§ TRAVAIL DEMANDÉ
Reformulez sous forme de liste le paragraphe du texte d'exercice qui commence par « Sornin aurait de son propre aveu », en gardant ses faits principaux.

§ TEXTE D'EXERCICE
Sornin aurait de son propre aveu du mal à autant se livrer dans les disques de Forever Pavot que la fille Gainsbourg sur Rest« Dans mes petites histoires absurdes, il y a néanmoins quelque chose de très intime quelque part. Il y a mes racines. Je suis né à La Rochelle, en Charente-Maritime. Il y a pas mal de patois. De l’argot de Poitou-Charentes. Comme la grolle. Tout le monde pense à la chaussure mais chez nous, c’est le corbeau. Et pendant la guerre, ils faisaient des soupes de corbeau quand il n’y avait plus rien à bouffer. Il y a aussi deux ou trois expressions par-ci. Des cauchemars, des histoires que j’ai entendues et remaniées par-là. »

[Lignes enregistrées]

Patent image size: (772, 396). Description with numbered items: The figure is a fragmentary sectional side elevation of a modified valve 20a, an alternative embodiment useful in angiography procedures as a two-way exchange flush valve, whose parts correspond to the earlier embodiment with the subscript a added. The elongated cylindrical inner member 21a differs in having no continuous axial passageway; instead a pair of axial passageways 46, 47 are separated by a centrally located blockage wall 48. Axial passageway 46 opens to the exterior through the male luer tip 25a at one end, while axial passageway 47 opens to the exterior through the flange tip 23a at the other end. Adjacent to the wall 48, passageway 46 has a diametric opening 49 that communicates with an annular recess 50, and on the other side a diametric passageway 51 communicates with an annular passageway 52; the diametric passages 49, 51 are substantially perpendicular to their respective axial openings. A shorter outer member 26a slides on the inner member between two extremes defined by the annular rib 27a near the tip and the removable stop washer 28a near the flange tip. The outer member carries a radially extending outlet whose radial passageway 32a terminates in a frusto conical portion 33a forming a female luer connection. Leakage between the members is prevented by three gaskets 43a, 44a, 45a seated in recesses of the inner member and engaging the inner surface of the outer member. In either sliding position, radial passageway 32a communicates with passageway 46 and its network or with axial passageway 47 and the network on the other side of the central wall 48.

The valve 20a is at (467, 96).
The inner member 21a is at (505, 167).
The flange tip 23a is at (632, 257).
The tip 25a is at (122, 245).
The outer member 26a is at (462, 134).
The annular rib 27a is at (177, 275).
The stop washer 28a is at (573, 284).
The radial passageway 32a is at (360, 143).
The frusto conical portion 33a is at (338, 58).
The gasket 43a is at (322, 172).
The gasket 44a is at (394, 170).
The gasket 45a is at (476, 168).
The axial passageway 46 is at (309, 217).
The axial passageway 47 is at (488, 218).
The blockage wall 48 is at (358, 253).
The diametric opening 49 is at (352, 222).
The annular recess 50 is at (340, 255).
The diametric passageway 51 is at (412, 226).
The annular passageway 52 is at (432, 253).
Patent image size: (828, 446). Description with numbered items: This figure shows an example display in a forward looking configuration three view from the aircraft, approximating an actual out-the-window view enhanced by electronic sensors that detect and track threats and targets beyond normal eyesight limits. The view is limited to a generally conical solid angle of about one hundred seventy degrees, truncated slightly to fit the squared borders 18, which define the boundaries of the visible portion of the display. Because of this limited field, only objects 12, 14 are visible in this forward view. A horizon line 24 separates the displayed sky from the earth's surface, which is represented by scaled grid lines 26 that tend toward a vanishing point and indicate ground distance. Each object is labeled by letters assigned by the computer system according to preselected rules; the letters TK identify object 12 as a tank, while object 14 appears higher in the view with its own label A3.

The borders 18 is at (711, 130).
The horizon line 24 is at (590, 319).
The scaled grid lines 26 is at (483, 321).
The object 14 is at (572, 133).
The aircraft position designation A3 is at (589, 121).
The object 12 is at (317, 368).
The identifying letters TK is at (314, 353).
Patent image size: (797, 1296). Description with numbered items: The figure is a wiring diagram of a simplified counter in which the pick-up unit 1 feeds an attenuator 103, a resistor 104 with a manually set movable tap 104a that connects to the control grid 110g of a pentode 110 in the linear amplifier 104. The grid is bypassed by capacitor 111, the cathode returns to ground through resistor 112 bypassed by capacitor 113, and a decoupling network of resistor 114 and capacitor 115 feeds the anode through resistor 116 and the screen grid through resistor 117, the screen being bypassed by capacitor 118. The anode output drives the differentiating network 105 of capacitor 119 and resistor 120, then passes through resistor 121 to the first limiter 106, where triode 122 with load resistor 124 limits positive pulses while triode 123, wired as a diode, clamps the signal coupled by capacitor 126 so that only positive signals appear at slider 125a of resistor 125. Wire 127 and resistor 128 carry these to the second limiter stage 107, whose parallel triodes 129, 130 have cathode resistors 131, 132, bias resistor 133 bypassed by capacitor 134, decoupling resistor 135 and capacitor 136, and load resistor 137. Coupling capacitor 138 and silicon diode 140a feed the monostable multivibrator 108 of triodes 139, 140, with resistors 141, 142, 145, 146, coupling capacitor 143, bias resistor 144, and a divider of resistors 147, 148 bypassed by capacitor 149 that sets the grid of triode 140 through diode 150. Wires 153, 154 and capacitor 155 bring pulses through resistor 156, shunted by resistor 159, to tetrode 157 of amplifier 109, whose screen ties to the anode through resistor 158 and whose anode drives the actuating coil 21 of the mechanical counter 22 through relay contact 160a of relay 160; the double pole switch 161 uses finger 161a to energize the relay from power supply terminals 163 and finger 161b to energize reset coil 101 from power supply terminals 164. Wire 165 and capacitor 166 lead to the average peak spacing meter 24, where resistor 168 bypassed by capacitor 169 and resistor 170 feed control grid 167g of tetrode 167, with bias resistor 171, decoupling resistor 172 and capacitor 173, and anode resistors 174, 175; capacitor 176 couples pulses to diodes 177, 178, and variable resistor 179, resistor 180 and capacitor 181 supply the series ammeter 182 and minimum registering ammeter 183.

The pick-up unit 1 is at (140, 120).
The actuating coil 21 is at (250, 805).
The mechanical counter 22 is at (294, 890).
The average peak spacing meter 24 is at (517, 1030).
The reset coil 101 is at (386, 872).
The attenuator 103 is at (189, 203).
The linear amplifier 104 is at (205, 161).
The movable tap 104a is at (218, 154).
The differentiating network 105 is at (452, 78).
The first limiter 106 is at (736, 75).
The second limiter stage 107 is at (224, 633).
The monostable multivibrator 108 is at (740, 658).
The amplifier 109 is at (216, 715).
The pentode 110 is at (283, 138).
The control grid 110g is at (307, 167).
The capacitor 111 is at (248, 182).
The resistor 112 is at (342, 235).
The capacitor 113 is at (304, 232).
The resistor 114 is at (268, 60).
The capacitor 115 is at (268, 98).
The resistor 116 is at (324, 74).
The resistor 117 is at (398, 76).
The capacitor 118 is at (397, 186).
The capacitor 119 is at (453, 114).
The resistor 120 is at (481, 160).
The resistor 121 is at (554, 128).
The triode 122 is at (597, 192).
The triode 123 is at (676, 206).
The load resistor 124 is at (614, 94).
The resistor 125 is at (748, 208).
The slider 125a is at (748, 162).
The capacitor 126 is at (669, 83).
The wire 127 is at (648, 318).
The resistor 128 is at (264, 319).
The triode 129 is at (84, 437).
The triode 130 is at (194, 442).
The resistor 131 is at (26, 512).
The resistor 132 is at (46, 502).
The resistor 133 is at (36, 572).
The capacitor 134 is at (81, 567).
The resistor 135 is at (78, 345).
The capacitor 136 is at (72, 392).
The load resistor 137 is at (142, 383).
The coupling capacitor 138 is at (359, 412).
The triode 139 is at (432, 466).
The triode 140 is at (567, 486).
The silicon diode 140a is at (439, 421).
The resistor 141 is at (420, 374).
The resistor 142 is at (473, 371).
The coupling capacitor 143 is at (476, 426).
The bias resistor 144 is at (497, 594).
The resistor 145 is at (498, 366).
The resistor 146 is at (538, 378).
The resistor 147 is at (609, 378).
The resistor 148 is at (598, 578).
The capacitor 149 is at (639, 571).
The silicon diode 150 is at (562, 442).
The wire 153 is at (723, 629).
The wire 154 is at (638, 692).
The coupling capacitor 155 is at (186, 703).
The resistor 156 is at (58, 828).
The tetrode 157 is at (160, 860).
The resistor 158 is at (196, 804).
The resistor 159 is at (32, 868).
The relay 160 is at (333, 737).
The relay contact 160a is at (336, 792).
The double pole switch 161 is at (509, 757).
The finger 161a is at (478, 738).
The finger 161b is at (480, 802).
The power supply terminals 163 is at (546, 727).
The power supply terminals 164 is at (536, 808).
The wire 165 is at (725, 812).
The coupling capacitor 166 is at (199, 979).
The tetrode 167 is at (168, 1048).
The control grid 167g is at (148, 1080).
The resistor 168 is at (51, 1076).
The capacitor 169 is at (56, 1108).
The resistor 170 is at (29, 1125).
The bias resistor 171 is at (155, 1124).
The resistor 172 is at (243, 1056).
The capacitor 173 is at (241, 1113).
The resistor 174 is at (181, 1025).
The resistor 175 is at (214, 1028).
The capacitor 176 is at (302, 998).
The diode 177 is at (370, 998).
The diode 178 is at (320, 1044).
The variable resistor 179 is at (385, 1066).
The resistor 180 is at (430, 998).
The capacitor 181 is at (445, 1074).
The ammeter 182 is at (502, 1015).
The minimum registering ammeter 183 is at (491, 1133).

§ CORRIGÉ PROPOSÉ
- Sornin reconnaît qu'il aurait du mal à se livrer autant dans les disques de Forever Pavot que la fille Gainsbourg sur Rest.
- Ses petites histoires absurdes contiennent pourtant quelque chose de très intime : ses racines.
- Il est né à La Rochelle, en Charente-Maritime.
- Ses histoires contiennent pas mal de patois et d'argot de Poitou-Charentes, comme « grolle », qui désigne chez lui le corbeau et non la chaussure.
- Pendant la guerre, on faisait des soupes de corbeau quand il n'y avait plus rien à manger.
- On y trouve aussi quelques expressions, des cauchemars et des histoires qu'il a entendues puis remaniées.